TASK STATEMENT
Reproduce, word for word, the full passage below about cultural identity and finding a homeland in Boston's Black Muslim community.

** Begin SUPPLIED TEXT **

On my mother’s side, it was more clear, but just as detached. Although she’s half Black, half Honduran, she never had any knowledge of her African ancestry, nor was she educated in the cultural practices from her Honduran side due to a messy divorce and estranged family members. That lack of knowledge prevented her from passing Latin traditions down to us kids.

So what was my culture?

Growing up, my parents did their best to educate us on certain elements of Black culture. My siblings and I were introduced to the genius of Black artists like Miles Davis, Sidney Portier, and Toni Morrison. They also educated our stomachs on the wonders of soul food like baked mac n cheese and bean pie. Those were bits of Black culture that I understood and loved.

But they didn’t amount to the same type of glitzy cultural affinity that I saw enjoyed by my White friends, who boasted about family vacations spent in ancestral hometowns like Dublin or Naples. Their “culture” could more easily be associated with another nation, in a faraway land. I felt that having had my family members both forcibly removed (as slaves) and forced to immigrate (from Honduras) to America, deprived me of a cultural identity I never had.

It wasn’t until years later that I found solace and made peace with what I once deemed as a missing past.

My “enlightenment” occurred in law school, when I returned to Boston, Massachusetts after almost a decade in Texas. Boston is the city where my parents fell in love, and later gave birth to my siblings and me. It is the city where my maternal grandmother took her shahada decades before my birth, altering the course of our family history by leading us to Islam.

And it was there, at a mosque that sits in the middle of a historically Black neighborhood at the intersection of Malcolm X Boulevard and King Street, where I finally understood that my homeland was not miles away in another part of the world--but here, in a pocket of America where American Islam took form.

My time in Boston allowed me to become better acquainted with the history of Black Muslims in America. A history that begins with Muslims being captured in Africa, sold to U.S slave owners, and stripped of their religion, but ends with their successors returning to the deen through the Nation. I learned about Black Americans like Malcom X, who found solace in the beautiful words of our Rasul who taught that no man is better than another based on the color of his skin. And it was there where I discovered how Black Americans began to foster community, deepening their love of Allah by fulfilling the Prophetic etiquette of speaking up in the face of injustice.

** End SUPPLIED TEXT **
** Begin DATA SECTION **

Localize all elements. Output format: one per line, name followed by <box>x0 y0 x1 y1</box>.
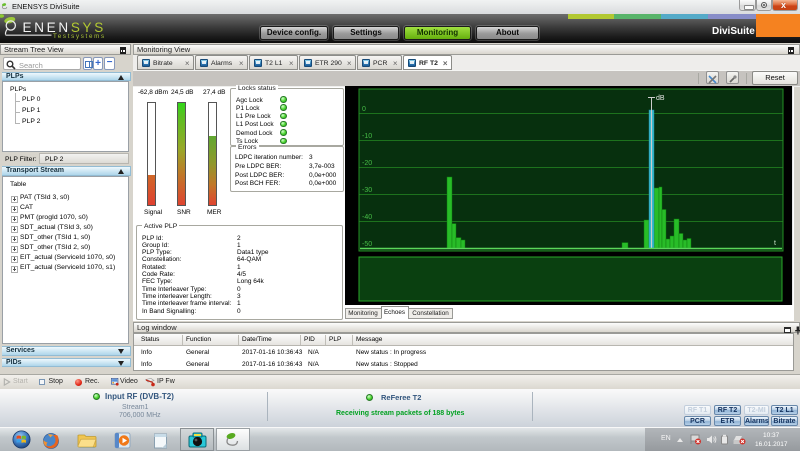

** End DATA SECTION **

EXERCISE RESPONSE
On my mother’s side, it was more clear, but just as detached. Although she’s half Black, half Honduran, she never had any knowledge of her African ancestry, nor was she educated in the cultural practices from her Honduran side due to a messy divorce and estranged family members. That lack of knowledge prevented her from passing Latin traditions down to us kids.

So what was my culture?

Growing up, my parents did their best to educate us on certain elements of Black culture. My siblings and I were introduced to the genius of Black artists like Miles Davis, Sidney Portier, and Toni Morrison. They also educated our stomachs on the wonders of soul food like baked mac n cheese and bean pie. Those were bits of Black culture that I understood and loved.

But they didn’t amount to the same type of glitzy cultural affinity that I saw enjoyed by my White friends, who boasted about family vacations spent in ancestral hometowns like Dublin or Naples. Their “culture” could more easily be associated with another nation, in a faraway land. I felt that having had my family members both forcibly removed (as slaves) and forced to immigrate (from Honduras) to America, deprived me of a cultural identity I never had.

It wasn’t until years later that I found solace and made peace with what I once deemed as a missing past.

My “enlightenment” occurred in law school, when I returned to Boston, Massachusetts after almost a decade in Texas. Boston is the city where my parents fell in love, and later gave birth to my siblings and me. It is the city where my maternal grandmother took her shahada decades before my birth, altering the course of our family history by leading us to Islam.

And it was there, at a mosque that sits in the middle of a historically Black neighborhood at the intersection of Malcolm X Boulevard and King Street, where I finally understood that my homeland was not miles away in another part of the world--but here, in a pocket of America where American Islam took form.

My time in Boston allowed me to become better acquainted with the history of Black Muslims in America. A history that begins with Muslims being captured in Africa, sold to U.S slave owners, and stripped of their religion, but ends with their successors returning to the deen through the Nation. I learned about Black Americans like Malcom X, who found solace in the beautiful words of our Rasul who taught that no man is better than another based on the color of his skin. And it was there where I discovered how Black Americans began to foster community, deepening their love of Allah by fulfilling the Prophetic etiquette of speaking up in the face of injustice.